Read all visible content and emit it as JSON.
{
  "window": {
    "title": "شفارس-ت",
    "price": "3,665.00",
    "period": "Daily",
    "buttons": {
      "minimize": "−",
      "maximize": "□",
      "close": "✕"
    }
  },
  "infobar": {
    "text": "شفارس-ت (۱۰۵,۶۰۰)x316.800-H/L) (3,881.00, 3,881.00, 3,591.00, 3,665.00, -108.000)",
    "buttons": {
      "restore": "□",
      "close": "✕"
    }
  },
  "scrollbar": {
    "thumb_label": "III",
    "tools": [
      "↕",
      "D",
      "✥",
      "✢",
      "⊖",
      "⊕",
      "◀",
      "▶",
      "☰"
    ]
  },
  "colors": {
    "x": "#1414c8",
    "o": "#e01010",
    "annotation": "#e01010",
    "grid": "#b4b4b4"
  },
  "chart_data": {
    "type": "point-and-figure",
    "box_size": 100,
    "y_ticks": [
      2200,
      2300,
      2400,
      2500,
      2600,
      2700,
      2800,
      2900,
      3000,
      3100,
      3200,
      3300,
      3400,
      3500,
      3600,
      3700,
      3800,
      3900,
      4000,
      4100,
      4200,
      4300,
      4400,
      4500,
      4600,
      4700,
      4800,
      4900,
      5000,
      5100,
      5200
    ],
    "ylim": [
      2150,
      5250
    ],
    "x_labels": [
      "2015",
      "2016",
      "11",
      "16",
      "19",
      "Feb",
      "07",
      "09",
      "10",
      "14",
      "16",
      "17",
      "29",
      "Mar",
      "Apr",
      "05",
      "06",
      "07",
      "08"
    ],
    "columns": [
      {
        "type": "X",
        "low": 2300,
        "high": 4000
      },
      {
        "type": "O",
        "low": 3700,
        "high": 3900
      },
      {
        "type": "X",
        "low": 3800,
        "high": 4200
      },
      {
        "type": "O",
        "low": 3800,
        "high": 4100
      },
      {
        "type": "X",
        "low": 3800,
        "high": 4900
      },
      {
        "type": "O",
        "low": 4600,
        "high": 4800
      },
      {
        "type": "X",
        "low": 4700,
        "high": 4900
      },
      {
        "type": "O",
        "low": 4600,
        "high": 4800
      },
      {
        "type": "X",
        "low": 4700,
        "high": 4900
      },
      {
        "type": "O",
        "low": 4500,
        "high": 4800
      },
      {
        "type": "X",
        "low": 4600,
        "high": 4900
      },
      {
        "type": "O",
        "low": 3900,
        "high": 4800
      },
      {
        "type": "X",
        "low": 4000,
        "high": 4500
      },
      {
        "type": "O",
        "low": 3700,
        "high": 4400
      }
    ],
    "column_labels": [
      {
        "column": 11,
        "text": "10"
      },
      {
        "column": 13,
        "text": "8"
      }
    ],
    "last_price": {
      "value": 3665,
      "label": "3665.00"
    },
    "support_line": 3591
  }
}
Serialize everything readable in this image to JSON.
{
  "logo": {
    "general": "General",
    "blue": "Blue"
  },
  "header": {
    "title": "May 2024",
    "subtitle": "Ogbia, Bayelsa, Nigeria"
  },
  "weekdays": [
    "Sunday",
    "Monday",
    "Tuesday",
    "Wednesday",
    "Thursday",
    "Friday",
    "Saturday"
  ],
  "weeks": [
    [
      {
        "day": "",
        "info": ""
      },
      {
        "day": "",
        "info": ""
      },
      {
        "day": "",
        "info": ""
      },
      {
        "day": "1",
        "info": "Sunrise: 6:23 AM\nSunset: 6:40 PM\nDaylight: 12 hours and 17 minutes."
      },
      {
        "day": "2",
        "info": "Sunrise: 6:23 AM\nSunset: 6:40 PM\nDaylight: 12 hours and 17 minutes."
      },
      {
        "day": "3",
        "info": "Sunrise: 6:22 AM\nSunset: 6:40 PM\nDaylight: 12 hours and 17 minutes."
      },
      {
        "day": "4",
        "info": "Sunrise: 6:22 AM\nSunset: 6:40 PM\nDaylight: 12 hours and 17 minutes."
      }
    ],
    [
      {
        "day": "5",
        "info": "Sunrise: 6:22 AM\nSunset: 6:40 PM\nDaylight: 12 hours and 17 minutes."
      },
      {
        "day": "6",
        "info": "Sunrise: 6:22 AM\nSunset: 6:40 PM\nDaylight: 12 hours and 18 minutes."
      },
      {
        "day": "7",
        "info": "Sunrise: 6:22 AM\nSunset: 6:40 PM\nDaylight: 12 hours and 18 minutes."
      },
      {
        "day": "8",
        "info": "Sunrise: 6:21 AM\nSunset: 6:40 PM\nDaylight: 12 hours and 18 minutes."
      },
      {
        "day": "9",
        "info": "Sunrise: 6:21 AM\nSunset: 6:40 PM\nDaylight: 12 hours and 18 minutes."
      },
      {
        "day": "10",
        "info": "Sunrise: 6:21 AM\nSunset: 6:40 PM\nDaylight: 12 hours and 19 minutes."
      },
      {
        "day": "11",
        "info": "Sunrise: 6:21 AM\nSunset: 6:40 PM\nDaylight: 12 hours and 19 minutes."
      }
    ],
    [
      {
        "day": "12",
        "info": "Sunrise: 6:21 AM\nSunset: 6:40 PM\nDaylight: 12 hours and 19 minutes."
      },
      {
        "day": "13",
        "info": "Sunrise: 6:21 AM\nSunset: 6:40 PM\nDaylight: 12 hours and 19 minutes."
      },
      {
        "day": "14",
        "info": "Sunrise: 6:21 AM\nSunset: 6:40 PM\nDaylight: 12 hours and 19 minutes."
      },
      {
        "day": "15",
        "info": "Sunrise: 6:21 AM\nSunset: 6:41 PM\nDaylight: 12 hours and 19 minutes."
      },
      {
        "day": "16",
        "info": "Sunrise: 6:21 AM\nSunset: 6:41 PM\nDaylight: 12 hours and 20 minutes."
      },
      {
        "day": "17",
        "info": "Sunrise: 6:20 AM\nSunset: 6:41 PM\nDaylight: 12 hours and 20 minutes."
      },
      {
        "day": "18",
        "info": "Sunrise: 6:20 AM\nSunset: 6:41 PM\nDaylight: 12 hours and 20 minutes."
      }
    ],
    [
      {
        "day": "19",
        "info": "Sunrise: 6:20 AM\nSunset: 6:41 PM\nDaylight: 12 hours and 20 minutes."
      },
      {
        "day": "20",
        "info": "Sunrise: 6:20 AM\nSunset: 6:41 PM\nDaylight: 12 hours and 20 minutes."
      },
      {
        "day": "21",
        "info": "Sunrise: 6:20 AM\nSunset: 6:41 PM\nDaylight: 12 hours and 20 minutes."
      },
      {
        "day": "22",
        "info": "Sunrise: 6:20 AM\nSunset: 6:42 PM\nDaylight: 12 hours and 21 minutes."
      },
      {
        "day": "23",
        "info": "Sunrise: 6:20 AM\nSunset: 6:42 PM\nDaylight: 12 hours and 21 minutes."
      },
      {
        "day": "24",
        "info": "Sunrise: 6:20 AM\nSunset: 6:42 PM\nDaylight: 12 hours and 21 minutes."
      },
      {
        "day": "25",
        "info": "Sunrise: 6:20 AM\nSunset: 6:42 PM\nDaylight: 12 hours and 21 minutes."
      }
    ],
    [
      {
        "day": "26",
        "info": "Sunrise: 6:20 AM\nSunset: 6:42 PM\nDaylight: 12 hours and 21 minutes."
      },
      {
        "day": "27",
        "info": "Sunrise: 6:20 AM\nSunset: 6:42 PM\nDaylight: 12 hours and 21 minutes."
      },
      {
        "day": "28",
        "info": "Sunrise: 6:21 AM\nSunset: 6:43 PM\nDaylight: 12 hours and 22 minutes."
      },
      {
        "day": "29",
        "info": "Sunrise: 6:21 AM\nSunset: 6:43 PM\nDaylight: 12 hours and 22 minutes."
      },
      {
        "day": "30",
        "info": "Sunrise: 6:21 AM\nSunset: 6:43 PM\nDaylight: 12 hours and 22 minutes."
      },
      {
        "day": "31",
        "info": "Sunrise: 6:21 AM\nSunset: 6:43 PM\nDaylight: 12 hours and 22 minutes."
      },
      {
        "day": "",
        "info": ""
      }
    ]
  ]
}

^^^^^^^^

_What you are asked to do_
Tally the lines above containing "text". Answer with the count only.

_The reply_
3